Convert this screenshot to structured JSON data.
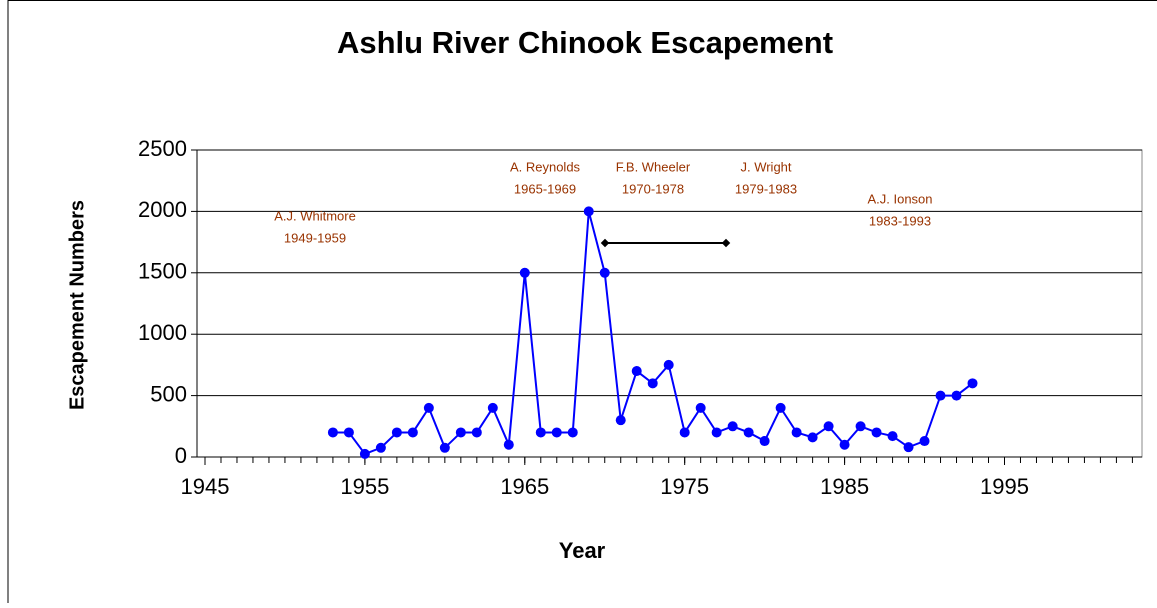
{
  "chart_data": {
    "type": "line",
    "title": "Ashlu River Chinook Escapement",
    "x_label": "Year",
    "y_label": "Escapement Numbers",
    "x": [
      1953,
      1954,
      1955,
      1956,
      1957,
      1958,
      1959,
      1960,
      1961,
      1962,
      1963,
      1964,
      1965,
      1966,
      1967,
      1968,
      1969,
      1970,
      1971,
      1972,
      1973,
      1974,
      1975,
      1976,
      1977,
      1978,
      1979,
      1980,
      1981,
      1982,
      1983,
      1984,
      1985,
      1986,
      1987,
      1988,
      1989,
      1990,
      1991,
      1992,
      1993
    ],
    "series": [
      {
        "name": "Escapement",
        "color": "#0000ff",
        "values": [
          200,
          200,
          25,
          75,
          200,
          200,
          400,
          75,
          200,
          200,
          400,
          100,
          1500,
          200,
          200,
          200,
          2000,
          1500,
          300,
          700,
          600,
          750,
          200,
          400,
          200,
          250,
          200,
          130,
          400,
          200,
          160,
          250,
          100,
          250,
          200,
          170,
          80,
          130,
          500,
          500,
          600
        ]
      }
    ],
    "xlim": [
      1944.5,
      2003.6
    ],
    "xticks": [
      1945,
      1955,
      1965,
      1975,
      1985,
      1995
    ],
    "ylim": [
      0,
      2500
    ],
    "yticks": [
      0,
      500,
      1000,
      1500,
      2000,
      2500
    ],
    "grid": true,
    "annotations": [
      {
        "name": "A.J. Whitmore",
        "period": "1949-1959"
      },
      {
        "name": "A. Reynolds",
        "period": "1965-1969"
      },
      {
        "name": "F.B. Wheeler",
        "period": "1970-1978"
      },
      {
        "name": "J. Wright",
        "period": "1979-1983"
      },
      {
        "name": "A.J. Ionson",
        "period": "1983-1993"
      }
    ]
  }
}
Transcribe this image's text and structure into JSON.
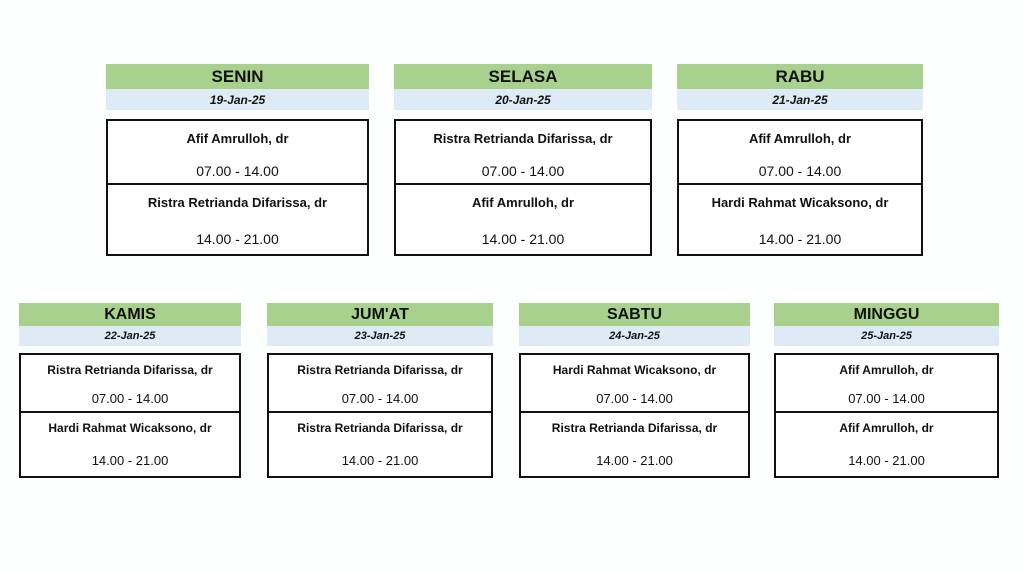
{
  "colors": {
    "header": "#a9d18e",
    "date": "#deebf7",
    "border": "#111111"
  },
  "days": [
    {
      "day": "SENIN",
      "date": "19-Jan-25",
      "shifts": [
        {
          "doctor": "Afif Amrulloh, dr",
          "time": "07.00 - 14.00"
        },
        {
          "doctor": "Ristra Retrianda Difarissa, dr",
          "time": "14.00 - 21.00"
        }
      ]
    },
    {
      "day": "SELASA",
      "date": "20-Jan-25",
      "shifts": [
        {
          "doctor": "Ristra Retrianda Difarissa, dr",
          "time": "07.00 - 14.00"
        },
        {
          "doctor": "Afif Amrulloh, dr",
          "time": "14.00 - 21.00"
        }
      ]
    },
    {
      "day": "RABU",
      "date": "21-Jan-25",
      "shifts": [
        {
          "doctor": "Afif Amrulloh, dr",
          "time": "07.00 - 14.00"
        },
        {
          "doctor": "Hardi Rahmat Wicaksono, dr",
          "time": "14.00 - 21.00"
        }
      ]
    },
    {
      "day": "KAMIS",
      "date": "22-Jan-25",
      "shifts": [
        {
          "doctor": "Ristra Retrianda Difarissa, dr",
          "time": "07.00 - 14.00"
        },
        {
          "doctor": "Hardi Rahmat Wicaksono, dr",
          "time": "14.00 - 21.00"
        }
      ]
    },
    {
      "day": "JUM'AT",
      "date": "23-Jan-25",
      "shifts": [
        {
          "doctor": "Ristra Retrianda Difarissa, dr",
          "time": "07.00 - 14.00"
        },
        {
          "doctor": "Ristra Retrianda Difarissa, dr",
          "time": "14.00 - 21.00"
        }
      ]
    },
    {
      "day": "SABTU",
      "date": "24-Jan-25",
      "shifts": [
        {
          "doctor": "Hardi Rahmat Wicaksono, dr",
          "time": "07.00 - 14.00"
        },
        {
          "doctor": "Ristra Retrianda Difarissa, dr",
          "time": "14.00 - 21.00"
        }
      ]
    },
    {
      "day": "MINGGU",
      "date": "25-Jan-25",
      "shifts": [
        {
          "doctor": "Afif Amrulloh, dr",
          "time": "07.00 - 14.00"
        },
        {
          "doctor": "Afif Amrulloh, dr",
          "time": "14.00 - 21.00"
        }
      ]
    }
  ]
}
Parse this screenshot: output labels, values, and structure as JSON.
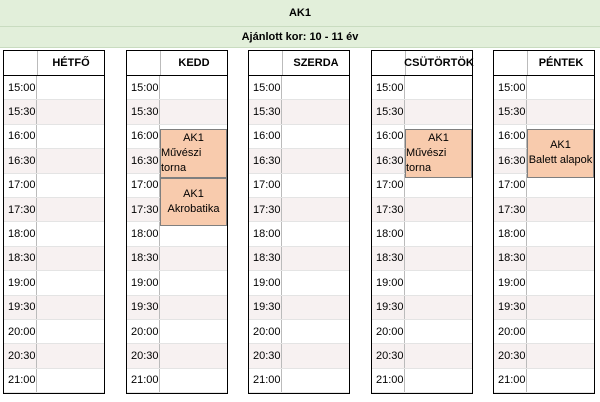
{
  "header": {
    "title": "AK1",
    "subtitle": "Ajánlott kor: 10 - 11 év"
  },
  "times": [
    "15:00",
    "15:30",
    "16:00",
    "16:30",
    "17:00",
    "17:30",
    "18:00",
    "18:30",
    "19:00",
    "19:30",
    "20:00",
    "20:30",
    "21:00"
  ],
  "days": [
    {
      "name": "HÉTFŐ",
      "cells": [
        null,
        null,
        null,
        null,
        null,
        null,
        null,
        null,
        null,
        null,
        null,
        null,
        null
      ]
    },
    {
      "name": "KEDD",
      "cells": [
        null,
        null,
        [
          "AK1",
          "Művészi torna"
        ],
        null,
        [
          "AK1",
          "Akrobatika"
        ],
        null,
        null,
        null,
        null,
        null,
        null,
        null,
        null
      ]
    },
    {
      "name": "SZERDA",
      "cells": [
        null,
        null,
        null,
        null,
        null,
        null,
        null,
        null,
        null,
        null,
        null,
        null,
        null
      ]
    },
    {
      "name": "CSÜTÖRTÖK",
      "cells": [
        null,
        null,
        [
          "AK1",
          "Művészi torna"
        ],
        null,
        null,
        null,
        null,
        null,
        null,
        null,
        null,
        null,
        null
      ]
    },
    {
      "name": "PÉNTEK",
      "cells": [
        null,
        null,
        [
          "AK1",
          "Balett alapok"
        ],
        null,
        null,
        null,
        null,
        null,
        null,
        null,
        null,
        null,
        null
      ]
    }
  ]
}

> **Directions for this task**: Write the listing above out again exactly, dropping each image.

> **Response to this task**:
Convert this screenshot to structured JSON data.
{
  "chart_data": {
    "type": "line",
    "title": "Ashlu River Chinook Escapement",
    "x_label": "Year",
    "y_label": "Escapement Numbers",
    "x": [
      1953,
      1954,
      1955,
      1956,
      1957,
      1958,
      1959,
      1960,
      1961,
      1962,
      1963,
      1964,
      1965,
      1966,
      1967,
      1968,
      1969,
      1970,
      1971,
      1972,
      1973,
      1974,
      1975,
      1976,
      1977,
      1978,
      1979,
      1980,
      1981,
      1982,
      1983,
      1984,
      1985,
      1986,
      1987,
      1988,
      1989,
      1990,
      1991,
      1992,
      1993
    ],
    "series": [
      {
        "name": "Escapement",
        "color": "#0000ff",
        "values": [
          200,
          200,
          25,
          75,
          200,
          200,
          400,
          75,
          200,
          200,
          400,
          100,
          1500,
          200,
          200,
          200,
          2000,
          1500,
          300,
          700,
          600,
          750,
          200,
          400,
          200,
          250,
          200,
          130,
          400,
          200,
          160,
          250,
          100,
          250,
          200,
          170,
          80,
          130,
          500,
          500,
          600
        ]
      }
    ],
    "xlim": [
      1944.5,
      2003.6
    ],
    "xticks": [
      1945,
      1955,
      1965,
      1975,
      1985,
      1995
    ],
    "ylim": [
      0,
      2500
    ],
    "yticks": [
      0,
      500,
      1000,
      1500,
      2000,
      2500
    ],
    "grid": true,
    "annotations": [
      {
        "name": "A.J. Whitmore",
        "period": "1949-1959"
      },
      {
        "name": "A. Reynolds",
        "period": "1965-1969"
      },
      {
        "name": "F.B. Wheeler",
        "period": "1970-1978"
      },
      {
        "name": "J. Wright",
        "period": "1979-1983"
      },
      {
        "name": "A.J. Ionson",
        "period": "1983-1993"
      }
    ]
  }
}
Transcribe this image's text and structure into JSON.
{
  "colors": {
    "header": "#a9d18e",
    "date": "#deebf7",
    "border": "#111111"
  },
  "days": [
    {
      "day": "SENIN",
      "date": "19-Jan-25",
      "shifts": [
        {
          "doctor": "Afif Amrulloh, dr",
          "time": "07.00 - 14.00"
        },
        {
          "doctor": "Ristra Retrianda Difarissa, dr",
          "time": "14.00 - 21.00"
        }
      ]
    },
    {
      "day": "SELASA",
      "date": "20-Jan-25",
      "shifts": [
        {
          "doctor": "Ristra Retrianda Difarissa, dr",
          "time": "07.00 - 14.00"
        },
        {
          "doctor": "Afif Amrulloh, dr",
          "time": "14.00 - 21.00"
        }
      ]
    },
    {
      "day": "RABU",
      "date": "21-Jan-25",
      "shifts": [
        {
          "doctor": "Afif Amrulloh, dr",
          "time": "07.00 - 14.00"
        },
        {
          "doctor": "Hardi Rahmat Wicaksono, dr",
          "time": "14.00 - 21.00"
        }
      ]
    },
    {
      "day": "KAMIS",
      "date": "22-Jan-25",
      "shifts": [
        {
          "doctor": "Ristra Retrianda Difarissa, dr",
          "time": "07.00 - 14.00"
        },
        {
          "doctor": "Hardi Rahmat Wicaksono, dr",
          "time": "14.00 - 21.00"
        }
      ]
    },
    {
      "day": "JUM'AT",
      "date": "23-Jan-25",
      "shifts": [
        {
          "doctor": "Ristra Retrianda Difarissa, dr",
          "time": "07.00 - 14.00"
        },
        {
          "doctor": "Ristra Retrianda Difarissa, dr",
          "time": "14.00 - 21.00"
        }
      ]
    },
    {
      "day": "SABTU",
      "date": "24-Jan-25",
      "shifts": [
        {
          "doctor": "Hardi Rahmat Wicaksono, dr",
          "time": "07.00 - 14.00"
        },
        {
          "doctor": "Ristra Retrianda Difarissa, dr",
          "time": "14.00 - 21.00"
        }
      ]
    },
    {
      "day": "MINGGU",
      "date": "25-Jan-25",
      "shifts": [
        {
          "doctor": "Afif Amrulloh, dr",
          "time": "07.00 - 14.00"
        },
        {
          "doctor": "Afif Amrulloh, dr",
          "time": "14.00 - 21.00"
        }
      ]
    }
  ]
}
Parse this screenshot: output labels, values, and structure as JSON.
{
  "header": {
    "title": "AK1",
    "subtitle": "Ajánlott kor: 10 - 11 év"
  },
  "times": [
    "15:00",
    "15:30",
    "16:00",
    "16:30",
    "17:00",
    "17:30",
    "18:00",
    "18:30",
    "19:00",
    "19:30",
    "20:00",
    "20:30",
    "21:00"
  ],
  "days": [
    {
      "name": "HÉTFŐ",
      "cells": [
        null,
        null,
        null,
        null,
        null,
        null,
        null,
        null,
        null,
        null,
        null,
        null,
        null
      ]
    },
    {
      "name": "KEDD",
      "cells": [
        null,
        null,
        [
          "AK1",
          "Művészi torna"
        ],
        null,
        [
          "AK1",
          "Akrobatika"
        ],
        null,
        null,
        null,
        null,
        null,
        null,
        null,
        null
      ]
    },
    {
      "name": "SZERDA",
      "cells": [
        null,
        null,
        null,
        null,
        null,
        null,
        null,
        null,
        null,
        null,
        null,
        null,
        null
      ]
    },
    {
      "name": "CSÜTÖRTÖK",
      "cells": [
        null,
        null,
        [
          "AK1",
          "Művészi torna"
        ],
        null,
        null,
        null,
        null,
        null,
        null,
        null,
        null,
        null,
        null
      ]
    },
    {
      "name": "PÉNTEK",
      "cells": [
        null,
        null,
        [
          "AK1",
          "Balett alapok"
        ],
        null,
        null,
        null,
        null,
        null,
        null,
        null,
        null,
        null,
        null
      ]
    }
  ]
}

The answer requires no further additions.